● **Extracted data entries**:

##############################

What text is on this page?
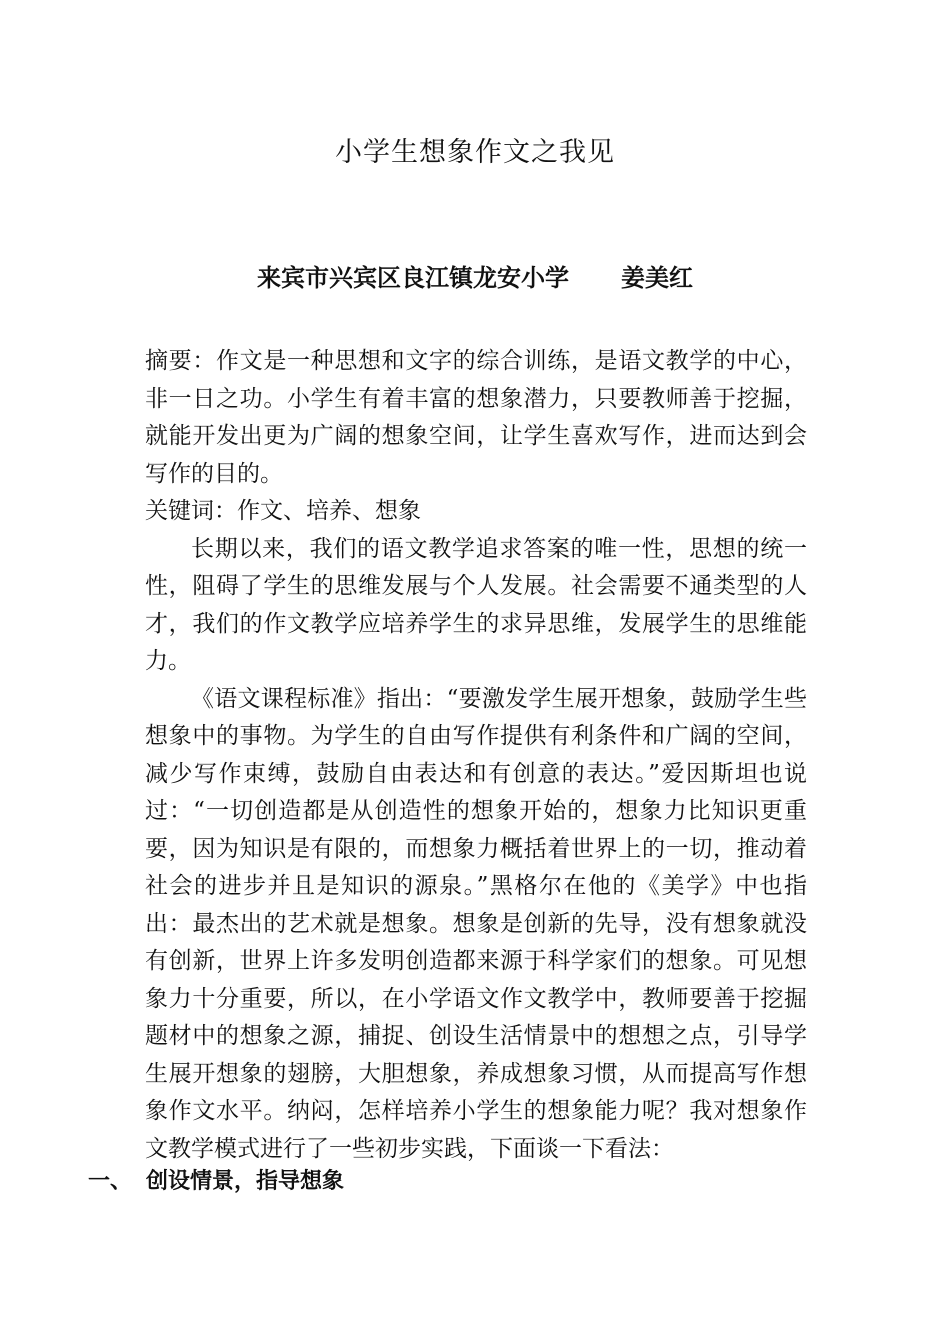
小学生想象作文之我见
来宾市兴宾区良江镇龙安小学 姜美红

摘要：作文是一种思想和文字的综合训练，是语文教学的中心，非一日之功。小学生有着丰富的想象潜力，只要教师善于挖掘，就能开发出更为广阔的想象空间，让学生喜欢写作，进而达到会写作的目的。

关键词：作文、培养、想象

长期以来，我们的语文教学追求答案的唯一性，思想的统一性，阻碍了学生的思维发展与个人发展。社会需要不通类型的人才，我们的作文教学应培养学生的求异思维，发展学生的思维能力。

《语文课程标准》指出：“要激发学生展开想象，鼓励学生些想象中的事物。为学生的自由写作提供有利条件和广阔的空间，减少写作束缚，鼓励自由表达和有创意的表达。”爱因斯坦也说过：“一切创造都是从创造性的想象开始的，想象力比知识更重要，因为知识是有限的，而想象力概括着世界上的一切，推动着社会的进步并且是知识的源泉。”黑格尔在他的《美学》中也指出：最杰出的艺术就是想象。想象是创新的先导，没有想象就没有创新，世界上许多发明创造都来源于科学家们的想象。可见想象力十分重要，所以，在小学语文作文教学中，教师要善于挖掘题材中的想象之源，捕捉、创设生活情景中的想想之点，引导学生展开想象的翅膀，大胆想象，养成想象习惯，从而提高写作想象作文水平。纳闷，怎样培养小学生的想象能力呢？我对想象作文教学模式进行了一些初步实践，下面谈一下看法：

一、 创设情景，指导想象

##############################

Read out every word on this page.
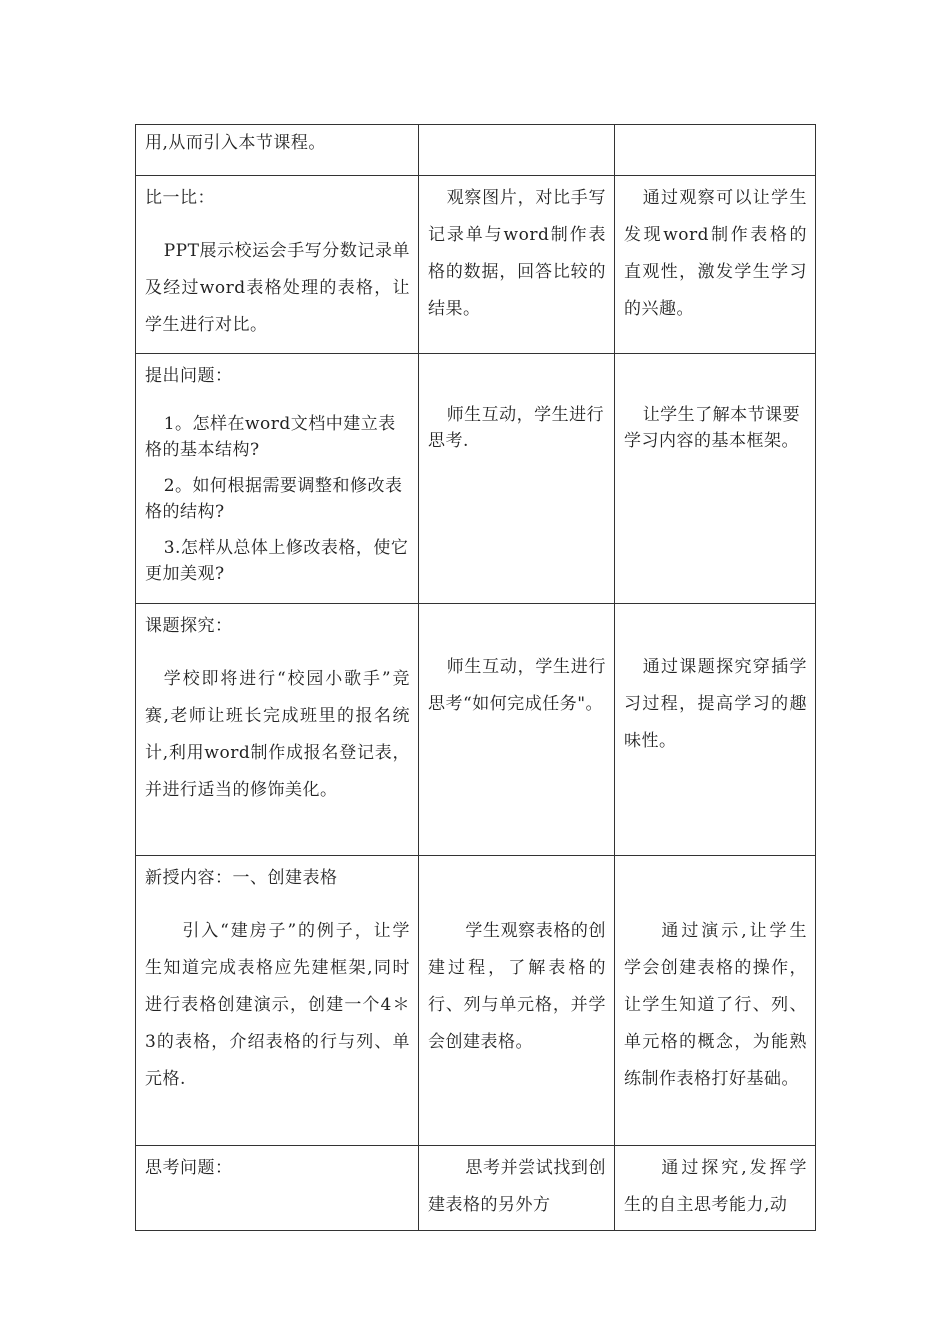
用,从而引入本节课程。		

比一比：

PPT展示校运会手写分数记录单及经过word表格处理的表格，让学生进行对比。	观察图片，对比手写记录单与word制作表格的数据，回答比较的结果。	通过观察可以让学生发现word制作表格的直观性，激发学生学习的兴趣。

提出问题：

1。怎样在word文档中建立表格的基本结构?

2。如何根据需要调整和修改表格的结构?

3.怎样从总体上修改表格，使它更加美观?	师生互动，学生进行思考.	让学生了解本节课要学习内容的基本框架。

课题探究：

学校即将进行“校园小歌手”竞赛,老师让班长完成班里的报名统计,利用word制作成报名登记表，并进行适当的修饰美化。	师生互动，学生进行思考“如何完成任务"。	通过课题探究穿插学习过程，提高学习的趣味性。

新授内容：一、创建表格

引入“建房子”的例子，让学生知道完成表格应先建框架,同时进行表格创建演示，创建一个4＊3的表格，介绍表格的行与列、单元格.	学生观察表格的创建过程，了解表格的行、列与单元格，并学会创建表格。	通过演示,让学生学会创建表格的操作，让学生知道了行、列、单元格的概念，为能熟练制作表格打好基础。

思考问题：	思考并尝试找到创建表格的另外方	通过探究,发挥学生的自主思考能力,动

##############################

● **What you need to do**: Locate all lines that include the word "学生进行思考" and copy them out.

● **Response to this exercise**:
3.怎样从总体上修改表格，使它更加美观?	师生互动，学生进行思考.	让学生了解本节课要学习内容的基本框架。
学校即将进行“校园小歌手”竞赛,老师让班长完成班里的报名统计,利用word制作成报名登记表，并进行适当的修饰美化。	师生互动，学生进行思考“如何完成任务"。	通过课题探究穿插学习过程，提高学习的趣味性。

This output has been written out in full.